• Material shown:
━━━━
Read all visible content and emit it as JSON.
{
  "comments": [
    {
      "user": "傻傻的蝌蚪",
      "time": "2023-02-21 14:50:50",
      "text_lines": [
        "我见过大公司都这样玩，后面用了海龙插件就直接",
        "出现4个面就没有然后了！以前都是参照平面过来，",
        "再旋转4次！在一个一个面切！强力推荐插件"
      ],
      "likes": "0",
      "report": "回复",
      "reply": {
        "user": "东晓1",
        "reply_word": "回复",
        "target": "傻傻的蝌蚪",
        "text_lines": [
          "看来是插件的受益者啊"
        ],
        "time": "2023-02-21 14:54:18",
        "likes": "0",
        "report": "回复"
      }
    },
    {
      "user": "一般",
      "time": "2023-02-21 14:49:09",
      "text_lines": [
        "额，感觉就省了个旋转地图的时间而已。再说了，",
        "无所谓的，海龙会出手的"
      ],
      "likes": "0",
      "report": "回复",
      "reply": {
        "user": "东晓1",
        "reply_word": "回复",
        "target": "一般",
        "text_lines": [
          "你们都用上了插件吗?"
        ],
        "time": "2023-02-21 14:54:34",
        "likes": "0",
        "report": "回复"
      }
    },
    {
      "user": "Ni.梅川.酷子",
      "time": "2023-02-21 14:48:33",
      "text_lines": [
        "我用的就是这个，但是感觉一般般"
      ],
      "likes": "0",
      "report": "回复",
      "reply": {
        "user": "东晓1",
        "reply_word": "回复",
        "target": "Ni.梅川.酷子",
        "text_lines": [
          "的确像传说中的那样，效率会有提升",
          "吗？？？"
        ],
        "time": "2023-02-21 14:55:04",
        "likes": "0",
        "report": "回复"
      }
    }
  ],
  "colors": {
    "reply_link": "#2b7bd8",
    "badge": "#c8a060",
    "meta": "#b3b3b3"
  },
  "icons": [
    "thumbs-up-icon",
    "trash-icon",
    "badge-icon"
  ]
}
━━━━
• Direction: Write out every record, exactly as written.

• Correct result:
Read all visible content and emit it as JSON.
{
  "comments": [
    {
      "user": "傻傻的蝌蚪",
      "time": "2023-02-21 14:50:50",
      "text_lines": [
        "我见过大公司都这样玩，后面用了海龙插件就直接",
        "出现4个面就没有然后了！以前都是参照平面过来，",
        "再旋转4次！在一个一个面切！强力推荐插件"
      ],
      "likes": "0",
      "report": "回复",
      "reply": {
        "user": "东晓1",
        "reply_word": "回复",
        "target": "傻傻的蝌蚪",
        "text_lines": [
          "看来是插件的受益者啊"
        ],
        "time": "2023-02-21 14:54:18",
        "likes": "0",
        "report": "回复"
      }
    },
    {
      "user": "一般",
      "time": "2023-02-21 14:49:09",
      "text_lines": [
        "额，感觉就省了个旋转地图的时间而已。再说了，",
        "无所谓的，海龙会出手的"
      ],
      "likes": "0",
      "report": "回复",
      "reply": {
        "user": "东晓1",
        "reply_word": "回复",
        "target": "一般",
        "text_lines": [
          "你们都用上了插件吗?"
        ],
        "time": "2023-02-21 14:54:34",
        "likes": "0",
        "report": "回复"
      }
    },
    {
      "user": "Ni.梅川.酷子",
      "time": "2023-02-21 14:48:33",
      "text_lines": [
        "我用的就是这个，但是感觉一般般"
      ],
      "likes": "0",
      "report": "回复",
      "reply": {
        "user": "东晓1",
        "reply_word": "回复",
        "target": "Ni.梅川.酷子",
        "text_lines": [
          "的确像传说中的那样，效率会有提升",
          "吗？？？"
        ],
        "time": "2023-02-21 14:55:04",
        "likes": "0",
        "report": "回复"
      }
    }
  ],
  "colors": {
    "reply_link": "#2b7bd8",
    "badge": "#c8a060",
    "meta": "#b3b3b3"
  },
  "icons": [
    "thumbs-up-icon",
    "trash-icon",
    "badge-icon"
  ]
}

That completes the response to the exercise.